*Written instruction*. Every record below should be written out exactly; pictures stay out.
* Start *
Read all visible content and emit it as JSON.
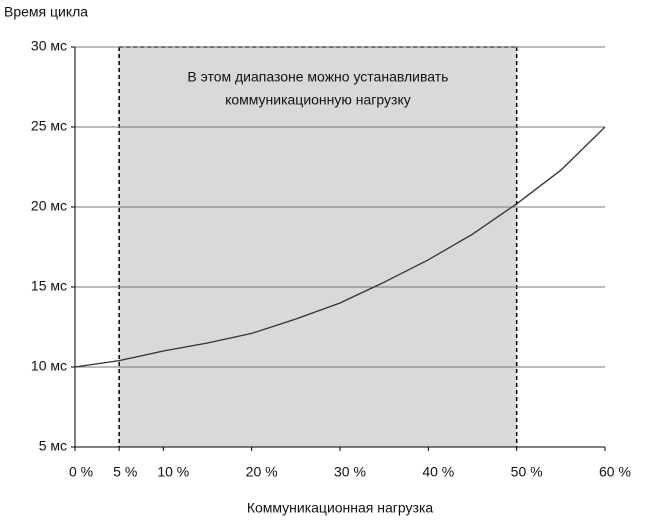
{
  "chart_data": {
    "type": "line",
    "ylabel": "Время цикла",
    "xlabel": "Коммуникационная нагрузка",
    "x": [
      0,
      5,
      10,
      15,
      20,
      25,
      30,
      35,
      40,
      45,
      50,
      55,
      60
    ],
    "values": [
      10,
      10.4,
      11,
      11.5,
      12.1,
      13,
      14,
      15.3,
      16.7,
      18.3,
      20.2,
      22.3,
      25
    ],
    "color": "#333333",
    "xlim": [
      0,
      60
    ],
    "ylim": [
      5,
      30
    ],
    "xticks": [
      {
        "value": 0,
        "label": "0 %"
      },
      {
        "value": 5,
        "label": "5 %"
      },
      {
        "value": 10,
        "label": "10 %"
      },
      {
        "value": 20,
        "label": "20 %"
      },
      {
        "value": 30,
        "label": "30 %"
      },
      {
        "value": 40,
        "label": "40 %"
      },
      {
        "value": 50,
        "label": "50 %"
      },
      {
        "value": 60,
        "label": "60 %"
      }
    ],
    "yticks": [
      {
        "value": 5,
        "label": "5 мс"
      },
      {
        "value": 10,
        "label": "10 мс"
      },
      {
        "value": 15,
        "label": "15 мс"
      },
      {
        "value": 20,
        "label": "20 мс"
      },
      {
        "value": 25,
        "label": "25 мс"
      },
      {
        "value": 30,
        "label": "30 мс"
      }
    ],
    "grid": true,
    "shaded_region": {
      "x": [
        5,
        50
      ],
      "color": "#d9d9d9",
      "annotation": [
        "В этом диапазоне можно устанавливать",
        "коммуникационную нагрузку"
      ]
    }
  }
}
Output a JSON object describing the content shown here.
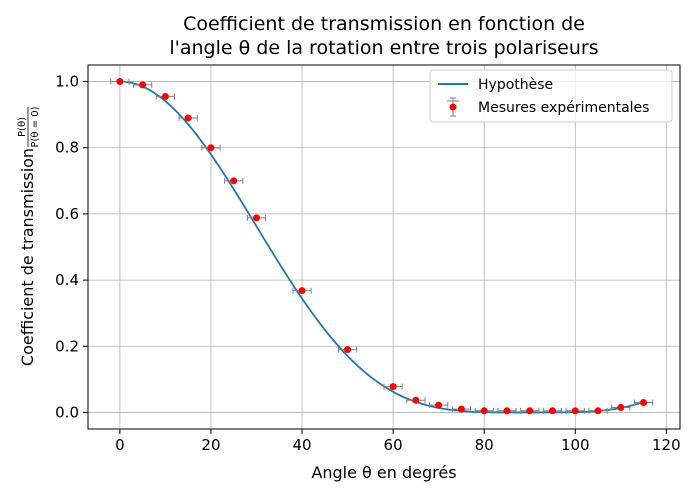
* End *
*Correct response*.
Read all visible content and emit it as JSON.
{
  "chart_data": {
    "type": "line",
    "ylabel": "Время цикла",
    "xlabel": "Коммуникационная нагрузка",
    "x": [
      0,
      5,
      10,
      15,
      20,
      25,
      30,
      35,
      40,
      45,
      50,
      55,
      60
    ],
    "values": [
      10,
      10.4,
      11,
      11.5,
      12.1,
      13,
      14,
      15.3,
      16.7,
      18.3,
      20.2,
      22.3,
      25
    ],
    "color": "#333333",
    "xlim": [
      0,
      60
    ],
    "ylim": [
      5,
      30
    ],
    "xticks": [
      {
        "value": 0,
        "label": "0 %"
      },
      {
        "value": 5,
        "label": "5 %"
      },
      {
        "value": 10,
        "label": "10 %"
      },
      {
        "value": 20,
        "label": "20 %"
      },
      {
        "value": 30,
        "label": "30 %"
      },
      {
        "value": 40,
        "label": "40 %"
      },
      {
        "value": 50,
        "label": "50 %"
      },
      {
        "value": 60,
        "label": "60 %"
      }
    ],
    "yticks": [
      {
        "value": 5,
        "label": "5 мс"
      },
      {
        "value": 10,
        "label": "10 мс"
      },
      {
        "value": 15,
        "label": "15 мс"
      },
      {
        "value": 20,
        "label": "20 мс"
      },
      {
        "value": 25,
        "label": "25 мс"
      },
      {
        "value": 30,
        "label": "30 мс"
      }
    ],
    "grid": true,
    "shaded_region": {
      "x": [
        5,
        50
      ],
      "color": "#d9d9d9",
      "annotation": [
        "В этом диапазоне можно устанавливать",
        "коммуникационную нагрузку"
      ]
    }
  }
}
Output a JSON object describing the content shown here.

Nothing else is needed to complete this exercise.